* Raw data:
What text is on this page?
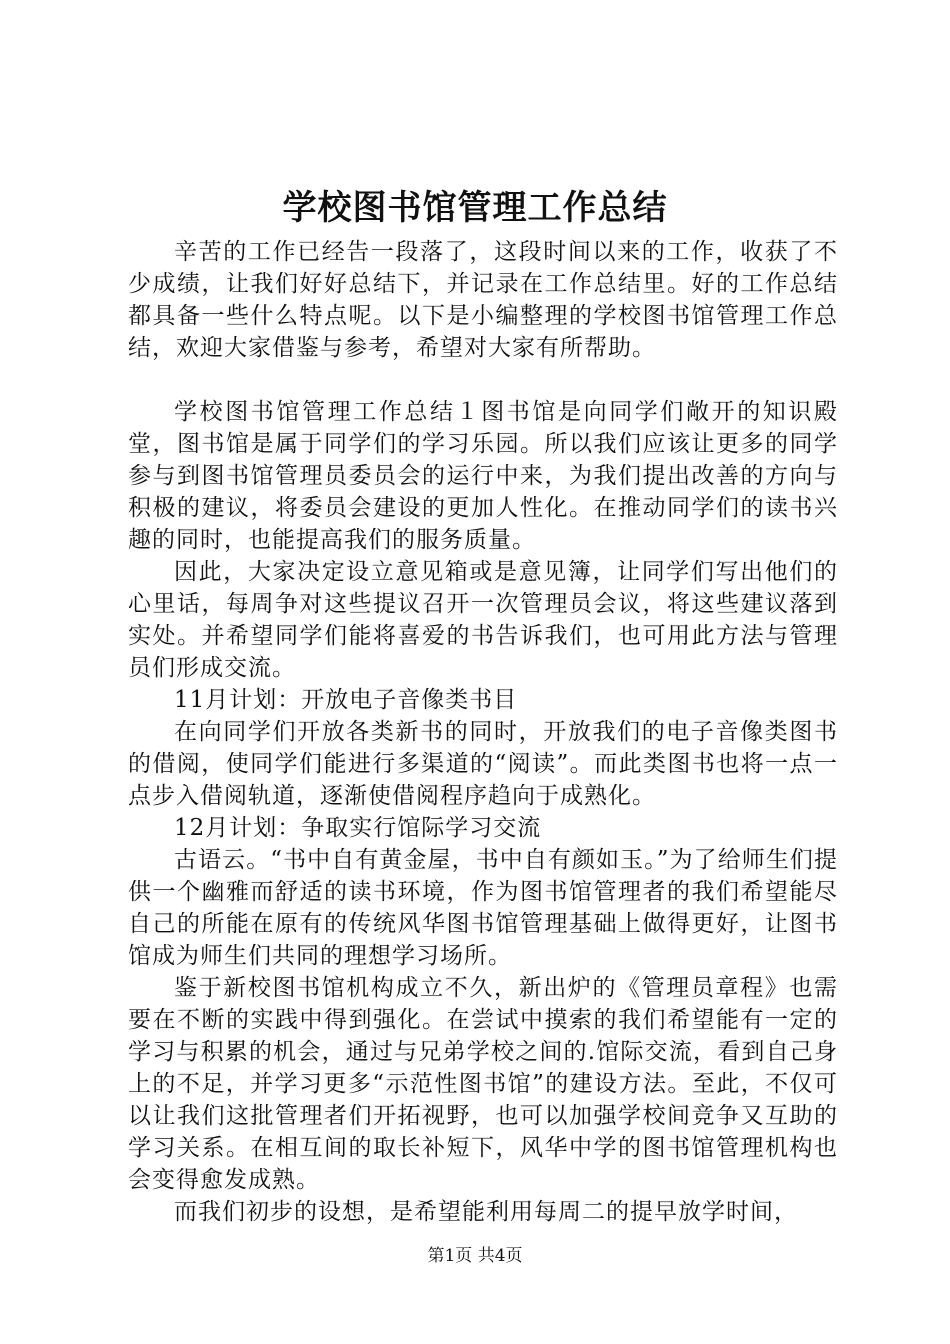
学校图书馆管理工作总结

辛苦的工作已经告一段落了，这段时间以来的工作，收获了不少成绩，让我们好好总结下，并记录在工作总结里。好的工作总结都具备一些什么特点呢。以下是小编整理的学校图书馆管理工作总结，欢迎大家借鉴与参考，希望对大家有所帮助。

学校图书馆管理工作总结１图书馆是向同学们敞开的知识殿堂，图书馆是属于同学们的学习乐园。所以我们应该让更多的同学参与到图书馆管理员委员会的运行中来，为我们提出改善的方向与积极的建议，将委员会建设的更加人性化。在推动同学们的读书兴趣的同时，也能提高我们的服务质量。

因此，大家决定设立意见箱或是意见簿，让同学们写出他们的心里话，每周争对这些提议召开一次管理员会议，将这些建议落到实处。并希望同学们能将喜爱的书告诉我们，也可用此方法与管理员们形成交流。

11月计划：开放电子音像类书目

在向同学们开放各类新书的同时，开放我们的电子音像类图书的借阅，使同学们能进行多渠道的“阅读”。而此类图书也将一点一点步入借阅轨道，逐渐使借阅程序趋向于成熟化。

12月计划：争取实行馆际学习交流

古语云。“书中自有黄金屋，书中自有颜如玉。”为了给师生们提供一个幽雅而舒适的读书环境，作为图书馆管理者的我们希望能尽自己的所能在原有的传统风华图书馆管理基础上做得更好，让图书馆成为师生们共同的理想学习场所。

鉴于新校图书馆机构成立不久，新出炉的《管理员章程》也需要在不断的实践中得到强化。在尝试中摸索的我们希望能有一定的学习与积累的机会，通过与兄弟学校之间的.馆际交流，看到自己身上的不足，并学习更多“示范性图书馆”的建设方法。至此，不仅可以让我们这批管理者们开拓视野，也可以加强学校间竞争又互助的学习关系。在相互间的取长补短下，风华中学的图书馆管理机构也会变得愈发成熟。

而我们初步的设想，是希望能利用每周二的提早放学时间，

第1页 共4页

* Stated goal:
The data above needs to be retyped exactly, with the images left out.

* Finished task:
What text is on this page?
学校图书馆管理工作总结

辛苦的工作已经告一段落了，这段时间以来的工作，收获了不少成绩，让我们好好总结下，并记录在工作总结里。好的工作总结都具备一些什么特点呢。以下是小编整理的学校图书馆管理工作总结，欢迎大家借鉴与参考，希望对大家有所帮助。

学校图书馆管理工作总结１图书馆是向同学们敞开的知识殿堂，图书馆是属于同学们的学习乐园。所以我们应该让更多的同学参与到图书馆管理员委员会的运行中来，为我们提出改善的方向与积极的建议，将委员会建设的更加人性化。在推动同学们的读书兴趣的同时，也能提高我们的服务质量。

因此，大家决定设立意见箱或是意见簿，让同学们写出他们的心里话，每周争对这些提议召开一次管理员会议，将这些建议落到实处。并希望同学们能将喜爱的书告诉我们，也可用此方法与管理员们形成交流。

11月计划：开放电子音像类书目

在向同学们开放各类新书的同时，开放我们的电子音像类图书的借阅，使同学们能进行多渠道的“阅读”。而此类图书也将一点一点步入借阅轨道，逐渐使借阅程序趋向于成熟化。

12月计划：争取实行馆际学习交流

古语云。“书中自有黄金屋，书中自有颜如玉。”为了给师生们提供一个幽雅而舒适的读书环境，作为图书馆管理者的我们希望能尽自己的所能在原有的传统风华图书馆管理基础上做得更好，让图书馆成为师生们共同的理想学习场所。

鉴于新校图书馆机构成立不久，新出炉的《管理员章程》也需要在不断的实践中得到强化。在尝试中摸索的我们希望能有一定的学习与积累的机会，通过与兄弟学校之间的.馆际交流，看到自己身上的不足，并学习更多“示范性图书馆”的建设方法。至此，不仅可以让我们这批管理者们开拓视野，也可以加强学校间竞争又互助的学习关系。在相互间的取长补短下，风华中学的图书馆管理机构也会变得愈发成熟。

而我们初步的设想，是希望能利用每周二的提早放学时间，

第1页 共4页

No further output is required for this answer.